# [EXERCISE REQUIREMENTS]
Every record below is to be retyped exactly.

# [PROVIDED ENTRIES]
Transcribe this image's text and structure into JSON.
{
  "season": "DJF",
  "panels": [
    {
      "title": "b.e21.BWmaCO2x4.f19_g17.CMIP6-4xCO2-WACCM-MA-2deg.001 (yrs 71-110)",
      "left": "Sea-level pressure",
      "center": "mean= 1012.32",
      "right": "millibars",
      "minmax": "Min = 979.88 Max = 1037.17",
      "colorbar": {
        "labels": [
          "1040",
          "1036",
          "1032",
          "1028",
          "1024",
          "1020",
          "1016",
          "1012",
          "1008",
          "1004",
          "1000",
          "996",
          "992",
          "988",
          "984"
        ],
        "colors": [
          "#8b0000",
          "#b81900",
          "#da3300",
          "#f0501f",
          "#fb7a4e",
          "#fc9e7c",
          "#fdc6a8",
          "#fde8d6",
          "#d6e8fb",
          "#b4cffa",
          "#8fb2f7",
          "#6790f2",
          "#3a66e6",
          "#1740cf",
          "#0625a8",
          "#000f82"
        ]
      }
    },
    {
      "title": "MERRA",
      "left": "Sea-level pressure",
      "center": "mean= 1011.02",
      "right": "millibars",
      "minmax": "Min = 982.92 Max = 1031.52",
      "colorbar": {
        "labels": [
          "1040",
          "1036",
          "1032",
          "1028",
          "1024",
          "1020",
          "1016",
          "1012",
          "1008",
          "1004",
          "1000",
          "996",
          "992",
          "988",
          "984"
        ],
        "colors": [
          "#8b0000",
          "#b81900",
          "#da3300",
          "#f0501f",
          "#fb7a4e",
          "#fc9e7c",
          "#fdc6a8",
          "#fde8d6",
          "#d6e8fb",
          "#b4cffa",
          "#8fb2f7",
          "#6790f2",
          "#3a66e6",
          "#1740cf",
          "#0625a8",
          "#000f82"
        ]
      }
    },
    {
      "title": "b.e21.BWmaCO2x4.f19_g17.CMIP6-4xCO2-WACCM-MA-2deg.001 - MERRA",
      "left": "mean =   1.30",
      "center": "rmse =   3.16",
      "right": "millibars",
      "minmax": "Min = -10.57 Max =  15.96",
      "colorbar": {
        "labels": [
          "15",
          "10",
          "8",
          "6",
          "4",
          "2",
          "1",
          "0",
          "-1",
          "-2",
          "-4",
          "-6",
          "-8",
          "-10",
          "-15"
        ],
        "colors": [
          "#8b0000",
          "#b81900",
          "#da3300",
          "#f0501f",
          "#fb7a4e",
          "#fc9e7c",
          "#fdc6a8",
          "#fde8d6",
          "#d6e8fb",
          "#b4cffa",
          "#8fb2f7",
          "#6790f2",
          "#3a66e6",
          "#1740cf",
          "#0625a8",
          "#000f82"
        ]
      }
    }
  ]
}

# [RESULT BELOW]
Transcribe this image's text and structure into JSON.
{
  "season": "DJF",
  "panels": [
    {
      "title": "b.e21.BWmaCO2x4.f19_g17.CMIP6-4xCO2-WACCM-MA-2deg.001 (yrs 71-110)",
      "left": "Sea-level pressure",
      "center": "mean= 1012.32",
      "right": "millibars",
      "minmax": "Min = 979.88 Max = 1037.17",
      "colorbar": {
        "labels": [
          "1040",
          "1036",
          "1032",
          "1028",
          "1024",
          "1020",
          "1016",
          "1012",
          "1008",
          "1004",
          "1000",
          "996",
          "992",
          "988",
          "984"
        ],
        "colors": [
          "#8b0000",
          "#b81900",
          "#da3300",
          "#f0501f",
          "#fb7a4e",
          "#fc9e7c",
          "#fdc6a8",
          "#fde8d6",
          "#d6e8fb",
          "#b4cffa",
          "#8fb2f7",
          "#6790f2",
          "#3a66e6",
          "#1740cf",
          "#0625a8",
          "#000f82"
        ]
      }
    },
    {
      "title": "MERRA",
      "left": "Sea-level pressure",
      "center": "mean= 1011.02",
      "right": "millibars",
      "minmax": "Min = 982.92 Max = 1031.52",
      "colorbar": {
        "labels": [
          "1040",
          "1036",
          "1032",
          "1028",
          "1024",
          "1020",
          "1016",
          "1012",
          "1008",
          "1004",
          "1000",
          "996",
          "992",
          "988",
          "984"
        ],
        "colors": [
          "#8b0000",
          "#b81900",
          "#da3300",
          "#f0501f",
          "#fb7a4e",
          "#fc9e7c",
          "#fdc6a8",
          "#fde8d6",
          "#d6e8fb",
          "#b4cffa",
          "#8fb2f7",
          "#6790f2",
          "#3a66e6",
          "#1740cf",
          "#0625a8",
          "#000f82"
        ]
      }
    },
    {
      "title": "b.e21.BWmaCO2x4.f19_g17.CMIP6-4xCO2-WACCM-MA-2deg.001 - MERRA",
      "left": "mean =   1.30",
      "center": "rmse =   3.16",
      "right": "millibars",
      "minmax": "Min = -10.57 Max =  15.96",
      "colorbar": {
        "labels": [
          "15",
          "10",
          "8",
          "6",
          "4",
          "2",
          "1",
          "0",
          "-1",
          "-2",
          "-4",
          "-6",
          "-8",
          "-10",
          "-15"
        ],
        "colors": [
          "#8b0000",
          "#b81900",
          "#da3300",
          "#f0501f",
          "#fb7a4e",
          "#fc9e7c",
          "#fdc6a8",
          "#fde8d6",
          "#d6e8fb",
          "#b4cffa",
          "#8fb2f7",
          "#6790f2",
          "#3a66e6",
          "#1740cf",
          "#0625a8",
          "#000f82"
        ]
      }
    }
  ]
}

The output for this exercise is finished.